## Objective:
Look through the material below for "Strongly". Copy every line that contains it.

● ● ●

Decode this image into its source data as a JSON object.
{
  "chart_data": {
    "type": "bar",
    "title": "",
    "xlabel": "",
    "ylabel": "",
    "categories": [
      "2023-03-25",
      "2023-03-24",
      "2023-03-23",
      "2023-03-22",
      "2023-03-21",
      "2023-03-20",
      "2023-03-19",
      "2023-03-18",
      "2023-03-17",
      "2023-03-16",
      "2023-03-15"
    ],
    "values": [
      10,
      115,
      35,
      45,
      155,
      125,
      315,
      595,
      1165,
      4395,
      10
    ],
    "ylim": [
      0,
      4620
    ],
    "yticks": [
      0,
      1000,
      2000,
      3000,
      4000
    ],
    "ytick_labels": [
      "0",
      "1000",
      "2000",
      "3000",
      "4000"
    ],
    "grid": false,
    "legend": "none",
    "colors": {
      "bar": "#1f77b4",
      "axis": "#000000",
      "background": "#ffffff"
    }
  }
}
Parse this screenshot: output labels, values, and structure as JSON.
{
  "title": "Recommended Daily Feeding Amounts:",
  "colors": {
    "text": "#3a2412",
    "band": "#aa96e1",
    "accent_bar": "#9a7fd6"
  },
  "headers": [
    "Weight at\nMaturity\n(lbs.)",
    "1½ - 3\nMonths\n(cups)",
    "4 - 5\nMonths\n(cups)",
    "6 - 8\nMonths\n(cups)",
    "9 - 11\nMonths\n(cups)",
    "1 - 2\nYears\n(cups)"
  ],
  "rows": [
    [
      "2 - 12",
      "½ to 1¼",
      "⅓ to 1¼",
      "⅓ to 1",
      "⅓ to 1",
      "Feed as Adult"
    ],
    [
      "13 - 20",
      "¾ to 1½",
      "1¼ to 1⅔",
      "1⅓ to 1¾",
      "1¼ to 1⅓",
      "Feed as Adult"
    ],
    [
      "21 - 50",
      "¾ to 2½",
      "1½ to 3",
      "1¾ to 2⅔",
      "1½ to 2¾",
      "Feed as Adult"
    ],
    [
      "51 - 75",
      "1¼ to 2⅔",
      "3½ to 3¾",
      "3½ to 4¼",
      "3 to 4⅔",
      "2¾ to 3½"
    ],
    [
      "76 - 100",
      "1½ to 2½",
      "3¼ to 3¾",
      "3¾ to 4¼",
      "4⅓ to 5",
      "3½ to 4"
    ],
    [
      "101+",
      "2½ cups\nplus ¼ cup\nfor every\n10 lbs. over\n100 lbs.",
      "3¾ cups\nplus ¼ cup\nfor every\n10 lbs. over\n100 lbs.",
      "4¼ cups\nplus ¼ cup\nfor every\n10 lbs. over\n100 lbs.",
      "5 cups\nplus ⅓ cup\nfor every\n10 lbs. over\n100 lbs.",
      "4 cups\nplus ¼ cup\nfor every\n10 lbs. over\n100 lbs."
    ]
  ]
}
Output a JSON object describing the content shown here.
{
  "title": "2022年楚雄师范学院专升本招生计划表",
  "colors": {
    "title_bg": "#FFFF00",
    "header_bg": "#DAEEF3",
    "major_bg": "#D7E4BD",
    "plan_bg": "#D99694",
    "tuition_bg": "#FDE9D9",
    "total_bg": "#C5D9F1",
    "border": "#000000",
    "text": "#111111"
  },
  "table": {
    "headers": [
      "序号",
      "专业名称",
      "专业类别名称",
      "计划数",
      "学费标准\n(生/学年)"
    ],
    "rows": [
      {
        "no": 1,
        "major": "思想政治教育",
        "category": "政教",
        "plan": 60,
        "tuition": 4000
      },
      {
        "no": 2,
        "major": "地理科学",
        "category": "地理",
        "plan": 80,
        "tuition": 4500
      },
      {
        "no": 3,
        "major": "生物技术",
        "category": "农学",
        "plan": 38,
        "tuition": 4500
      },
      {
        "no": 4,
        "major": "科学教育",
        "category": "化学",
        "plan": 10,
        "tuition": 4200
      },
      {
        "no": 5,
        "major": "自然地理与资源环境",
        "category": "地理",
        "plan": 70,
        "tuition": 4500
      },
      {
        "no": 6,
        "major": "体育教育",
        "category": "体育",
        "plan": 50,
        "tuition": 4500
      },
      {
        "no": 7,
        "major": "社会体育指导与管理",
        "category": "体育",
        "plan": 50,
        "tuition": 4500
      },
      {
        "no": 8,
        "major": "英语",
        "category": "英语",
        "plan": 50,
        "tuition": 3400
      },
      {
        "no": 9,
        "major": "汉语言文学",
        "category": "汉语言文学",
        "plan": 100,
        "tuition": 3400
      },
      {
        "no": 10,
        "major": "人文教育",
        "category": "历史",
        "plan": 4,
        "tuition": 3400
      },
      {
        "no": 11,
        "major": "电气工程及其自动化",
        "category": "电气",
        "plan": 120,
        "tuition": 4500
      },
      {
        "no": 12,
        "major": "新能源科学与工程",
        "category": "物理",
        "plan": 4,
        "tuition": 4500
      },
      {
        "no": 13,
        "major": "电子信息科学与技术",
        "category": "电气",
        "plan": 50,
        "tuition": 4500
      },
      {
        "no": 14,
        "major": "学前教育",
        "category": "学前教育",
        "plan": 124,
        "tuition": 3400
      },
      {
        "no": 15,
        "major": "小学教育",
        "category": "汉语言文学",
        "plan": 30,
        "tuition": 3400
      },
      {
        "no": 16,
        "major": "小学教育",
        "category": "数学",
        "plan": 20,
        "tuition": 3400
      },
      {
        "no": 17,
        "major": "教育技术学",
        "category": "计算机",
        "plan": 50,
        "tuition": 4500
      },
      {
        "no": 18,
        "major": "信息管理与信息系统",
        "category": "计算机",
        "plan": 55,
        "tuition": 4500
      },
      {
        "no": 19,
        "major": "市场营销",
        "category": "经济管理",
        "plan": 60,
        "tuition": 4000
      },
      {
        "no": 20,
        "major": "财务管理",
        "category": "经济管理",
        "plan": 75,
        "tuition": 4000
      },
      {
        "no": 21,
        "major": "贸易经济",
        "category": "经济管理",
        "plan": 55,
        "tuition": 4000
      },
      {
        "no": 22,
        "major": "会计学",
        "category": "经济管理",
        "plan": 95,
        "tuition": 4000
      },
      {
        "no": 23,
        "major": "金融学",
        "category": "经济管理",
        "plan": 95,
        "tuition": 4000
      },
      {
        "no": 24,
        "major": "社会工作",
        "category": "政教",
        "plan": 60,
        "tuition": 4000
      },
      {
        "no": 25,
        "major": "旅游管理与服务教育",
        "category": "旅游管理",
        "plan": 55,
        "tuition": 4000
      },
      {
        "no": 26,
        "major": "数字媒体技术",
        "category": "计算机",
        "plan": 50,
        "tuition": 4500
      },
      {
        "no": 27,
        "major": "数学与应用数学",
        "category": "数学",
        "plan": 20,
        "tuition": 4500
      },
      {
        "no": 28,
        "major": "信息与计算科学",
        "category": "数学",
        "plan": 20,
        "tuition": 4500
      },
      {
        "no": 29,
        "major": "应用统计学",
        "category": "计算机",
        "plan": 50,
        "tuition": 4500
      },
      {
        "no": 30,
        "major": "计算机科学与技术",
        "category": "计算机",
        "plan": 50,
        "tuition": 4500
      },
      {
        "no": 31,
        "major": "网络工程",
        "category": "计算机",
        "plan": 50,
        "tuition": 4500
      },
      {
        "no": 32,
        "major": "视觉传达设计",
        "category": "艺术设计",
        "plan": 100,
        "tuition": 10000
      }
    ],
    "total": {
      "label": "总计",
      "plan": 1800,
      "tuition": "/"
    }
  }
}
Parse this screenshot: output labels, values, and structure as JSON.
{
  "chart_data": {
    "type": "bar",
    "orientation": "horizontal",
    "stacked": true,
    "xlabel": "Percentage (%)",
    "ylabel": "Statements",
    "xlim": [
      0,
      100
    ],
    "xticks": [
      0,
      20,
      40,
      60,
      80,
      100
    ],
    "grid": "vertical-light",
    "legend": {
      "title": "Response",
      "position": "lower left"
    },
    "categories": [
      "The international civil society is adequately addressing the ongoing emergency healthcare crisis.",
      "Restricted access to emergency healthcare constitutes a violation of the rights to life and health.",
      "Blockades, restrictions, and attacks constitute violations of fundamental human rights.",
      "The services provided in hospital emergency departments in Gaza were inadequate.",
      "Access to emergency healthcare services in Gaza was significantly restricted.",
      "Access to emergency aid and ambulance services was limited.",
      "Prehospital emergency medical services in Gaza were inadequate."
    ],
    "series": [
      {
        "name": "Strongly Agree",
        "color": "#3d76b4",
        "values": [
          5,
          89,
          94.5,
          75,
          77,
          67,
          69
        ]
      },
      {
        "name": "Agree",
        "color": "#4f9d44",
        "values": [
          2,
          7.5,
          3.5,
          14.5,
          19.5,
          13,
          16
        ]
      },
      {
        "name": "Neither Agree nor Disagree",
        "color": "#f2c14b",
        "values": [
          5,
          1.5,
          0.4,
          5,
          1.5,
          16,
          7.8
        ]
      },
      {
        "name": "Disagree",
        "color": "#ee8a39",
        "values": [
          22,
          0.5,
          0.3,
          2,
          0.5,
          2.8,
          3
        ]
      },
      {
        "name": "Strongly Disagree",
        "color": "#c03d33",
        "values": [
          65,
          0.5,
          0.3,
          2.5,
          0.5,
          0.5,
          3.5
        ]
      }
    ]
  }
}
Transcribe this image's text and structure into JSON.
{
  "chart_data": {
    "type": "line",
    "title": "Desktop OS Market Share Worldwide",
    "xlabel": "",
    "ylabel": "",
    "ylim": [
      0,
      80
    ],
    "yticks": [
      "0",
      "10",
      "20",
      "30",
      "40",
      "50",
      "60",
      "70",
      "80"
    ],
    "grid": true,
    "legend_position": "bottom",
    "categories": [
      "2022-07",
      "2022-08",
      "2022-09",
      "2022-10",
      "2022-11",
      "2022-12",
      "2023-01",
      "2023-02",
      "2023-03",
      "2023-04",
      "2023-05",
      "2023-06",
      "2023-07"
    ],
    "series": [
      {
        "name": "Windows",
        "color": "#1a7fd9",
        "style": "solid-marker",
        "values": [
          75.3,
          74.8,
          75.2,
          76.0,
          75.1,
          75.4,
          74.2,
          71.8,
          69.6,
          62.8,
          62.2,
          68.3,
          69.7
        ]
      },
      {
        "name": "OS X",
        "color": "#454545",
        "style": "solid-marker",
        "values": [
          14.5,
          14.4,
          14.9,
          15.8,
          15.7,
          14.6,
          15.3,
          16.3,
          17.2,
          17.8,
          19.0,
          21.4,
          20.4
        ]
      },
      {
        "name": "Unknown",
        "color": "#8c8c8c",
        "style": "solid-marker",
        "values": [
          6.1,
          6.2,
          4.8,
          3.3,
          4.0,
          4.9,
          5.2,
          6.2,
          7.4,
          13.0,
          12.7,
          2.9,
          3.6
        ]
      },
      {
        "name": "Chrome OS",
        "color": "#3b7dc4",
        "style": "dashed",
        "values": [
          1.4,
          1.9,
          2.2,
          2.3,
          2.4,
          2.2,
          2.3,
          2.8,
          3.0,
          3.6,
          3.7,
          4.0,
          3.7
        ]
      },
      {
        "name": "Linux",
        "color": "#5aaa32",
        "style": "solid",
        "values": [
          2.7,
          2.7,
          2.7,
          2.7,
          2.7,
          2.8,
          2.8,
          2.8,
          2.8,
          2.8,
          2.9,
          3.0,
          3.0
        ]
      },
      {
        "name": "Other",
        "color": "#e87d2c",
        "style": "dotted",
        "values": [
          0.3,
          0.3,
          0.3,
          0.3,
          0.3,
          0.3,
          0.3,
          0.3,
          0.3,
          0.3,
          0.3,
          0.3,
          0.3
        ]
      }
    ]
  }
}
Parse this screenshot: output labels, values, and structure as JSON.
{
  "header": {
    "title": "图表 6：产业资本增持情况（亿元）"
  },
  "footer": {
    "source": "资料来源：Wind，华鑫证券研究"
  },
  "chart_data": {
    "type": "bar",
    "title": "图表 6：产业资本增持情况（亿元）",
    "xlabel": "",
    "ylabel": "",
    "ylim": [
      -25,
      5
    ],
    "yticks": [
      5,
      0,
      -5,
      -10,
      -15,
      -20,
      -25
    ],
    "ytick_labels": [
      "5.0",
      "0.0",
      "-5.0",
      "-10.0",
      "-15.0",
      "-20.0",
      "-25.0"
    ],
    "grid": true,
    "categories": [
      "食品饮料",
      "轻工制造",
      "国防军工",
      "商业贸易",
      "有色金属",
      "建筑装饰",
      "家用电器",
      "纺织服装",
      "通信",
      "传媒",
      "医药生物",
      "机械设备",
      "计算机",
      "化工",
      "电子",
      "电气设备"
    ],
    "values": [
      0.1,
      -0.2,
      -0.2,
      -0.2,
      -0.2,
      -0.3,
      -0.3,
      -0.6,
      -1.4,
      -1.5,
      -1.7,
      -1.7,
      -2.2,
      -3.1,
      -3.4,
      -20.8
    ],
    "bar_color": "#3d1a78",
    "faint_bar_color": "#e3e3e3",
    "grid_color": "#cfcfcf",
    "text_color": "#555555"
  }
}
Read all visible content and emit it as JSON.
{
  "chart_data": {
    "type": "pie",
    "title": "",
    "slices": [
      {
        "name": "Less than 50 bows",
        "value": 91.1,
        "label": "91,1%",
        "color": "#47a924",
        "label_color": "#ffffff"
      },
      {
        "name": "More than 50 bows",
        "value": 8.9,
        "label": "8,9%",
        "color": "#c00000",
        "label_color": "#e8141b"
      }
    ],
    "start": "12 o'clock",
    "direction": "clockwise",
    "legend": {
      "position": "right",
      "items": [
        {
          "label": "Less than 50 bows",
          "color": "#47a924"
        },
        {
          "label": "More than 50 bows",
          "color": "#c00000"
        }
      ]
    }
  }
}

● ● ●

## The answer:
        "name": "Strongly Agree",
        "name": "Strongly Disagree",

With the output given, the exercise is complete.